• **Given request**
Leave out the pictures and reproduce all of the data exactly.

• **Records for the task**
******
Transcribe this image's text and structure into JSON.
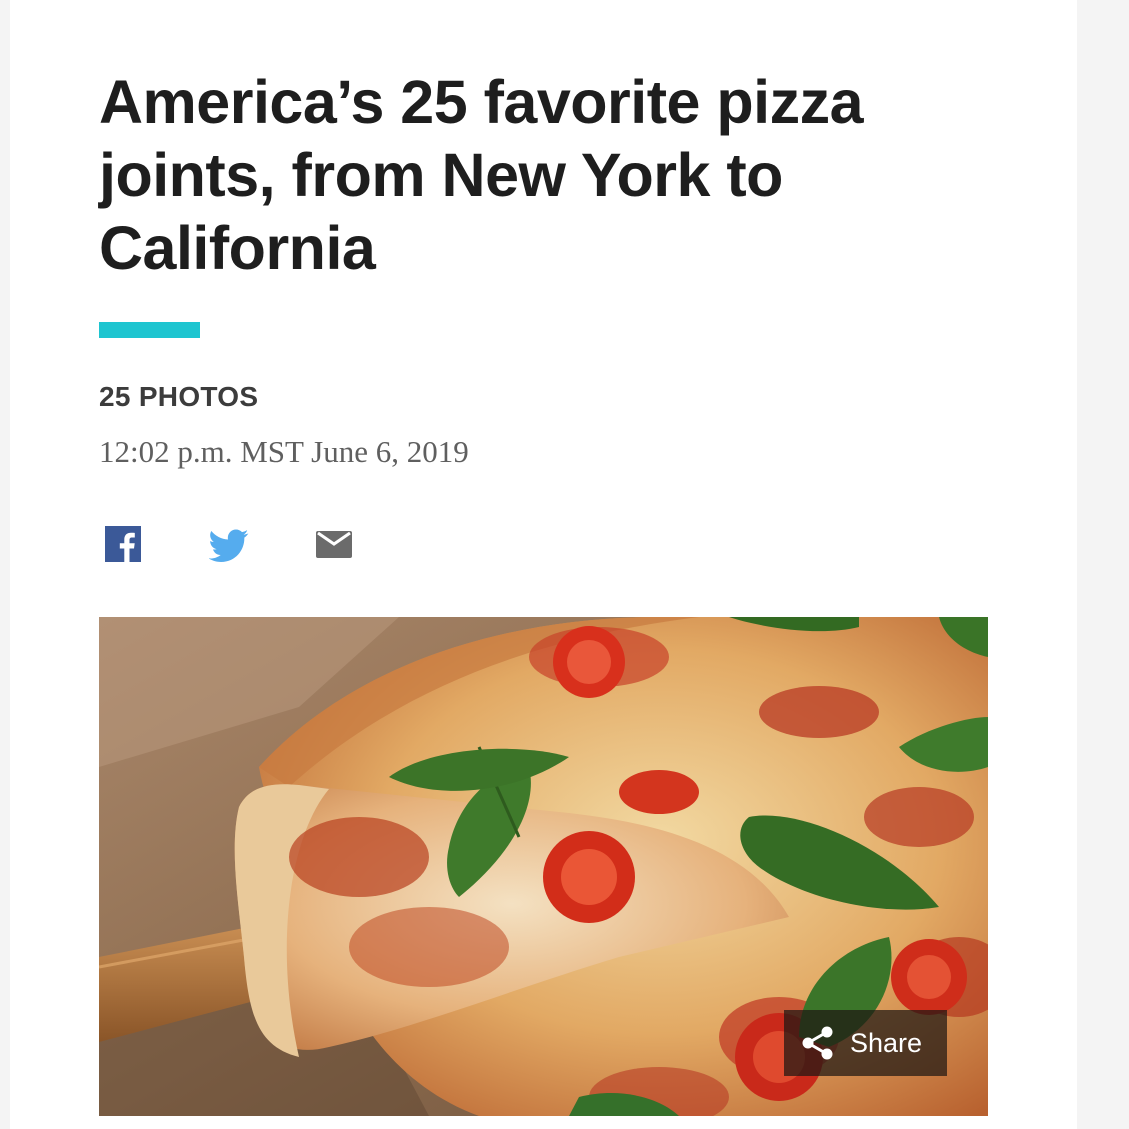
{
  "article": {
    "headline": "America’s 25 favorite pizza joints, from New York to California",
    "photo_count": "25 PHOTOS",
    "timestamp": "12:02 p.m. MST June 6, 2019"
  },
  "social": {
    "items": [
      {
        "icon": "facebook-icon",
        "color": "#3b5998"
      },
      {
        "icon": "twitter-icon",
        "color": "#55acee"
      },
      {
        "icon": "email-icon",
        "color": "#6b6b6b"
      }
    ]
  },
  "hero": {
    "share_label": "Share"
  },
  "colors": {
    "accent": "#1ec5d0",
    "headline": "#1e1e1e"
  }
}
******
• **Correct response**
Transcribe this image's text and structure into JSON.
{
  "article": {
    "headline": "America’s 25 favorite pizza joints, from New York to California",
    "photo_count": "25 PHOTOS",
    "timestamp": "12:02 p.m. MST June 6, 2019"
  },
  "social": {
    "items": [
      {
        "icon": "facebook-icon",
        "color": "#3b5998"
      },
      {
        "icon": "twitter-icon",
        "color": "#55acee"
      },
      {
        "icon": "email-icon",
        "color": "#6b6b6b"
      }
    ]
  },
  "hero": {
    "share_label": "Share"
  },
  "colors": {
    "accent": "#1ec5d0",
    "headline": "#1e1e1e"
  }
}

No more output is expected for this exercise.